(WRITTEN EXERCISE)
Keep the pictures out and restate every record exactly.
## START
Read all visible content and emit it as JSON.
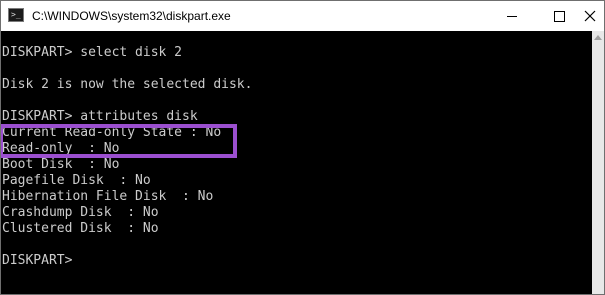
{
  "window": {
    "title": "C:\\WINDOWS\\system32\\diskpart.exe",
    "icon": "console-app-icon"
  },
  "controls": {
    "minimize": "minimize-icon",
    "maximize": "maximize-icon",
    "close": "close-icon"
  },
  "console": {
    "lines": [
      "DISKPART> select disk 2",
      "",
      "Disk 2 is now the selected disk.",
      "",
      "DISKPART> attributes disk",
      "Current Read-only State : No",
      "Read-only  : No",
      "Boot Disk  : No",
      "Pagefile Disk  : No",
      "Hibernation File Disk  : No",
      "Crashdump Disk  : No",
      "Clustered Disk  : No",
      "",
      "DISKPART>"
    ]
  },
  "colors": {
    "highlight": "#9b4fcf",
    "console_bg": "#000000",
    "console_text": "#cccccc"
  }
}
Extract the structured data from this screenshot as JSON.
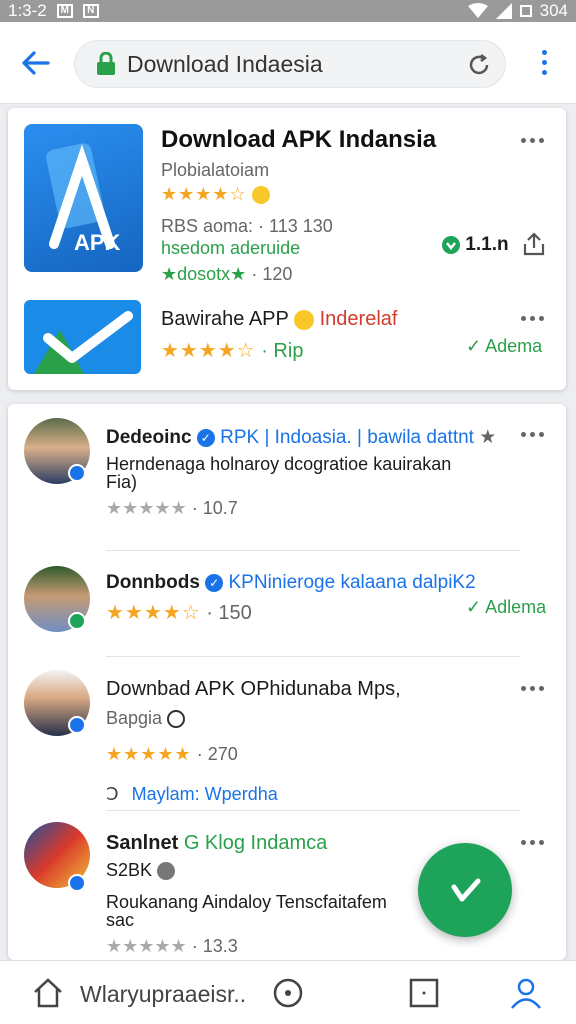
{
  "status_bar": {
    "time": "1:3-2",
    "icon_a": "M",
    "icon_b": "N",
    "battery": "304"
  },
  "browser": {
    "url_text": "Download Indaesia"
  },
  "featured": {
    "app1": {
      "icon_text": "APK",
      "title": "Download APK Indansia",
      "subtitle": "Plobialatoiam",
      "rating_stars": "★★★★☆",
      "meta1": "RBS aoma: · 113 130",
      "meta2": "hsedom aderuide",
      "meta3_stars": "★dosotx★",
      "meta3_count": "· 120",
      "download_count": "1.1.n"
    },
    "app2": {
      "title": "Bawirahe APP",
      "tag": "Inderelaf",
      "rating_stars": "★★★★☆",
      "rating_text": "· Rip",
      "action": "Adema"
    }
  },
  "feed": [
    {
      "name": "Dedeoinc",
      "handle": "RPK | Indoasia. | bawila dattnt",
      "text1": "Herndenaga holnaroy dcogratioe kauirakan",
      "text2": "Fia)",
      "stars": "★★★★★",
      "count": "· 10.7"
    },
    {
      "name": "Donnbods",
      "handle": "KPNinieroge kalaana dalpiK2",
      "stars": "★★★★☆",
      "count": "· 150",
      "action": "Adlema"
    },
    {
      "name": "Downbad APK OPhidunaba Mps,",
      "sub": "Bapgia",
      "stars": "★★★★★",
      "count": "· 270",
      "link": "Maylam: Wperdha"
    },
    {
      "name": "Sanlnet",
      "tag": "G Klog Indamca",
      "sub": "S2BK",
      "text1": "Roukanang Aindaloy Tenscfaitafem",
      "text2": "sac",
      "stars": "★★★★★",
      "count": "· 13.3"
    }
  ],
  "bottom_nav": {
    "search_label": "Wlaryupraaeisr.."
  },
  "colors": {
    "accent": "#1a73e8",
    "green": "#1ea45a",
    "star": "#f4a623"
  }
}
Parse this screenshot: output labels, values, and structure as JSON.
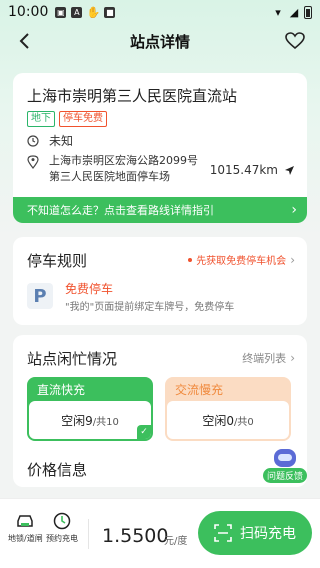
{
  "status_bar": {
    "time": "10:00",
    "icons": [
      "gallery-icon",
      "a-icon",
      "hand-icon",
      "app-icon"
    ]
  },
  "nav": {
    "title": "站点详情"
  },
  "station": {
    "name": "上海市崇明第三人民医院直流站",
    "tags": [
      "地下",
      "停车免费"
    ],
    "open_time": "未知",
    "address_line1": "上海市崇明区宏海公路2099号",
    "address_line2": "第三人民医院地面停车场",
    "distance": "1015.47km",
    "route_hint": "不知道怎么走？点击查看路线详情指引"
  },
  "parking": {
    "title": "停车规则",
    "link": "先获取免费停车机会",
    "free_title": "免费停车",
    "free_desc": "\"我的\"页面提前绑定车牌号，免费停车"
  },
  "busy": {
    "title": "站点闲忙情况",
    "terminal_link": "终端列表",
    "dc": {
      "label": "直流快充",
      "free_text": "空闲9",
      "total_text": "/共10"
    },
    "ac": {
      "label": "交流慢充",
      "free_text": "空闲0",
      "total_text": "/共0"
    }
  },
  "price": {
    "title": "价格信息"
  },
  "feedback": {
    "label": "问题反馈"
  },
  "bottom": {
    "lock_label": "地锁/道闸",
    "reserve_label": "预约充电",
    "price_value": "1.5500",
    "price_unit": "元/度",
    "scan_label": "扫码充电"
  },
  "colors": {
    "brand_green": "#3cbf5d",
    "accent_orange": "#f0522e",
    "ac_bg": "#fbdcc3"
  }
}
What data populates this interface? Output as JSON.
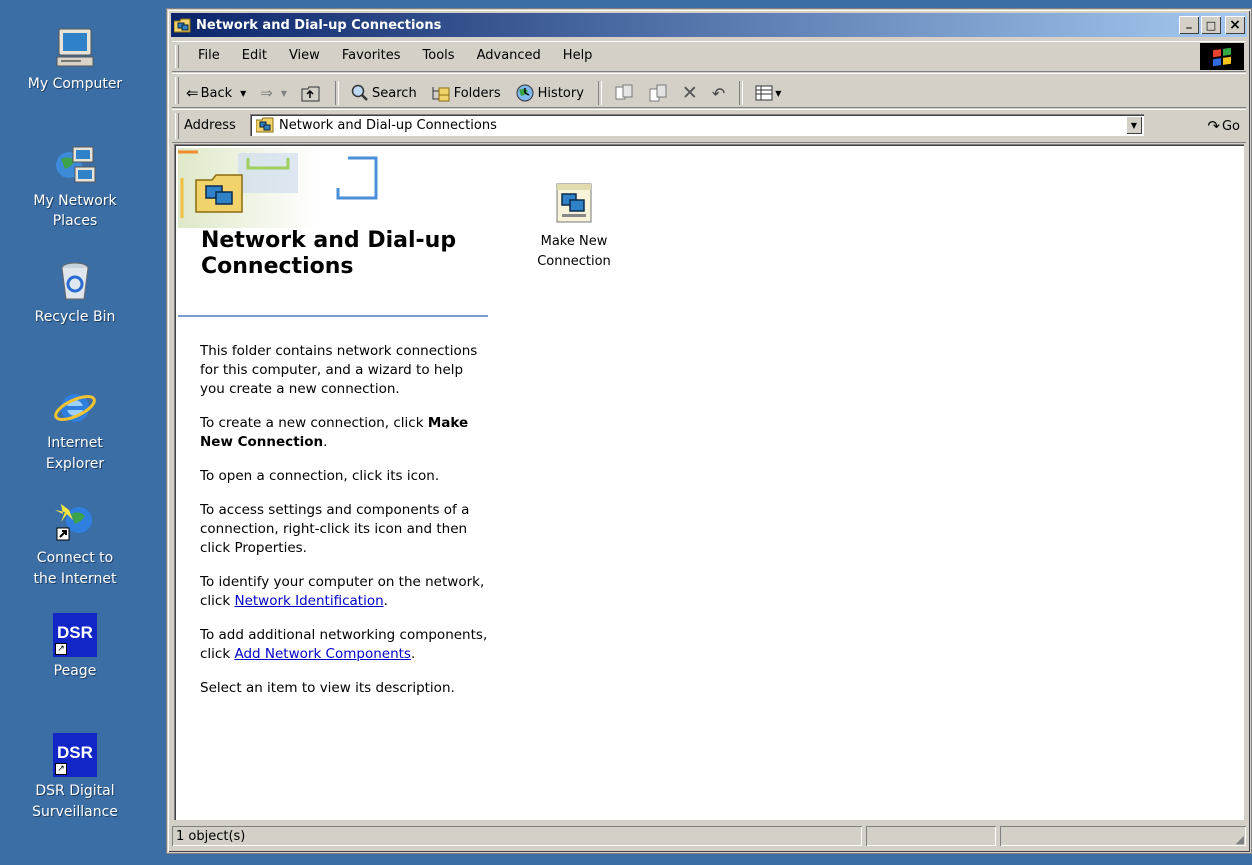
{
  "desktop": {
    "icons": [
      {
        "label_1": "My Computer",
        "label_2": ""
      },
      {
        "label_1": "My Network",
        "label_2": "Places"
      },
      {
        "label_1": "Recycle Bin",
        "label_2": ""
      },
      {
        "label_1": "Internet",
        "label_2": "Explorer"
      },
      {
        "label_1": "Connect to",
        "label_2": "the Internet"
      },
      {
        "label_1": "Peage",
        "label_2": "",
        "badge": "DSR"
      },
      {
        "label_1": "DSR Digital",
        "label_2": "Surveillance",
        "badge": "DSR"
      }
    ]
  },
  "window": {
    "title": "Network and Dial-up Connections",
    "buttons": {
      "minimize": "_",
      "maximize": "□",
      "close": "×"
    },
    "menu": [
      "File",
      "Edit",
      "View",
      "Favorites",
      "Tools",
      "Advanced",
      "Help"
    ],
    "toolbar": {
      "back": "Back",
      "search": "Search",
      "folders": "Folders",
      "history": "History"
    },
    "address": {
      "label": "Address",
      "value": "Network and Dial-up Connections",
      "go": "Go"
    },
    "banner_title": "Network and Dial-up Connections",
    "description": {
      "p1": "This folder contains network connections for this computer, and a wizard to help you create a new connection.",
      "p2_text": "To create a new connection, click ",
      "p2_bold": "Make New Connection",
      "p2_end": ".",
      "p3": "To open a connection, click its icon.",
      "p4": "To access settings and components of a connection, right-click its icon and then click Properties.",
      "p5_text": "To identify your computer on the network, click ",
      "p5_link": "Network Identification",
      "p5_end": ".",
      "p6_text": "To add additional networking components, click ",
      "p6_link": "Add Network Components",
      "p6_end": ".",
      "p7": "Select an item to view its description."
    },
    "items": [
      {
        "label_1": "Make New",
        "label_2": "Connection"
      }
    ],
    "status": {
      "objects": "1 object(s)"
    }
  },
  "colors": {
    "desktop": "#3a6ea5",
    "title_start": "#0a246a",
    "title_end": "#a6caf0",
    "chrome": "#d4d0c8",
    "link": "#0000cc"
  }
}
## END
(OUTPUT)
Read all visible content and emit it as JSON.
{
  "window": {
    "title": "C:\\WINDOWS\\system32\\diskpart.exe",
    "icon": "console-app-icon"
  },
  "controls": {
    "minimize": "minimize-icon",
    "maximize": "maximize-icon",
    "close": "close-icon"
  },
  "console": {
    "lines": [
      "DISKPART> select disk 2",
      "",
      "Disk 2 is now the selected disk.",
      "",
      "DISKPART> attributes disk",
      "Current Read-only State : No",
      "Read-only  : No",
      "Boot Disk  : No",
      "Pagefile Disk  : No",
      "Hibernation File Disk  : No",
      "Crashdump Disk  : No",
      "Clustered Disk  : No",
      "",
      "DISKPART>"
    ]
  },
  "colors": {
    "highlight": "#9b4fcf",
    "console_bg": "#000000",
    "console_text": "#cccccc"
  }
}
Extract the structured data from this screenshot as JSON.
{
  "status_bar": {
    "time": "1:3-2",
    "icon_a": "M",
    "icon_b": "N",
    "battery": "304"
  },
  "browser": {
    "url_text": "Download Indaesia"
  },
  "featured": {
    "app1": {
      "icon_text": "APK",
      "title": "Download APK Indansia",
      "subtitle": "Plobialatoiam",
      "rating_stars": "★★★★☆",
      "meta1": "RBS aoma: · 113 130",
      "meta2": "hsedom aderuide",
      "meta3_stars": "★dosotx★",
      "meta3_count": "· 120",
      "download_count": "1.1.n"
    },
    "app2": {
      "title": "Bawirahe APP",
      "tag": "Inderelaf",
      "rating_stars": "★★★★☆",
      "rating_text": "· Rip",
      "action": "Adema"
    }
  },
  "feed": [
    {
      "name": "Dedeoinc",
      "handle": "RPK | Indoasia. | bawila dattnt",
      "text1": "Herndenaga holnaroy dcogratioe kauirakan",
      "text2": "Fia)",
      "stars": "★★★★★",
      "count": "· 10.7"
    },
    {
      "name": "Donnbods",
      "handle": "KPNinieroge kalaana dalpiK2",
      "stars": "★★★★☆",
      "count": "· 150",
      "action": "Adlema"
    },
    {
      "name": "Downbad APK OPhidunaba Mps,",
      "sub": "Bapgia",
      "stars": "★★★★★",
      "count": "· 270",
      "link": "Maylam: Wperdha"
    },
    {
      "name": "Sanlnet",
      "tag": "G Klog Indamca",
      "sub": "S2BK",
      "text1": "Roukanang Aindaloy Tenscfaitafem",
      "text2": "sac",
      "stars": "★★★★★",
      "count": "· 13.3"
    }
  ],
  "bottom_nav": {
    "search_label": "Wlaryupraaeisr.."
  },
  "colors": {
    "accent": "#1a73e8",
    "green": "#1ea45a",
    "star": "#f4a623"
  }
}
Parse this screenshot: output labels, values, and structure as JSON.
{
  "status_bar": {
    "time": "10:00",
    "icons": [
      "gallery-icon",
      "a-icon",
      "hand-icon",
      "app-icon"
    ]
  },
  "nav": {
    "title": "站点详情"
  },
  "station": {
    "name": "上海市崇明第三人民医院直流站",
    "tags": [
      "地下",
      "停车免费"
    ],
    "open_time": "未知",
    "address_line1": "上海市崇明区宏海公路2099号",
    "address_line2": "第三人民医院地面停车场",
    "distance": "1015.47km",
    "route_hint": "不知道怎么走？点击查看路线详情指引"
  },
  "parking": {
    "title": "停车规则",
    "link": "先获取免费停车机会",
    "free_title": "免费停车",
    "free_desc": "\"我的\"页面提前绑定车牌号，免费停车"
  },
  "busy": {
    "title": "站点闲忙情况",
    "terminal_link": "终端列表",
    "dc": {
      "label": "直流快充",
      "free_text": "空闲9",
      "total_text": "/共10"
    },
    "ac": {
      "label": "交流慢充",
      "free_text": "空闲0",
      "total_text": "/共0"
    }
  },
  "price": {
    "title": "价格信息"
  },
  "feedback": {
    "label": "问题反馈"
  },
  "bottom": {
    "lock_label": "地锁/道闸",
    "reserve_label": "预约充电",
    "price_value": "1.5500",
    "price_unit": "元/度",
    "scan_label": "扫码充电"
  },
  "colors": {
    "brand_green": "#3cbf5d",
    "accent_orange": "#f0522e",
    "ac_bg": "#fbdcc3"
  }
}
What data populates this interface? Output as JSON.
{
  "desktop": {
    "icons": [
      {
        "label_1": "My Computer",
        "label_2": ""
      },
      {
        "label_1": "My Network",
        "label_2": "Places"
      },
      {
        "label_1": "Recycle Bin",
        "label_2": ""
      },
      {
        "label_1": "Internet",
        "label_2": "Explorer"
      },
      {
        "label_1": "Connect to",
        "label_2": "the Internet"
      },
      {
        "label_1": "Peage",
        "label_2": "",
        "badge": "DSR"
      },
      {
        "label_1": "DSR Digital",
        "label_2": "Surveillance",
        "badge": "DSR"
      }
    ]
  },
  "window": {
    "title": "Network and Dial-up Connections",
    "buttons": {
      "minimize": "_",
      "maximize": "□",
      "close": "×"
    },
    "menu": [
      "File",
      "Edit",
      "View",
      "Favorites",
      "Tools",
      "Advanced",
      "Help"
    ],
    "toolbar": {
      "back": "Back",
      "search": "Search",
      "folders": "Folders",
      "history": "History"
    },
    "address": {
      "label": "Address",
      "value": "Network and Dial-up Connections",
      "go": "Go"
    },
    "banner_title": "Network and Dial-up Connections",
    "description": {
      "p1": "This folder contains network connections for this computer, and a wizard to help you create a new connection.",
      "p2_text": "To create a new connection, click ",
      "p2_bold": "Make New Connection",
      "p2_end": ".",
      "p3": "To open a connection, click its icon.",
      "p4": "To access settings and components of a connection, right-click its icon and then click Properties.",
      "p5_text": "To identify your computer on the network, click ",
      "p5_link": "Network Identification",
      "p5_end": ".",
      "p6_text": "To add additional networking components, click ",
      "p6_link": "Add Network Components",
      "p6_end": ".",
      "p7": "Select an item to view its description."
    },
    "items": [
      {
        "label_1": "Make New",
        "label_2": "Connection"
      }
    ],
    "status": {
      "objects": "1 object(s)"
    }
  },
  "colors": {
    "desktop": "#3a6ea5",
    "title_start": "#0a246a",
    "title_end": "#a6caf0",
    "chrome": "#d4d0c8",
    "link": "#0000cc"
  }
}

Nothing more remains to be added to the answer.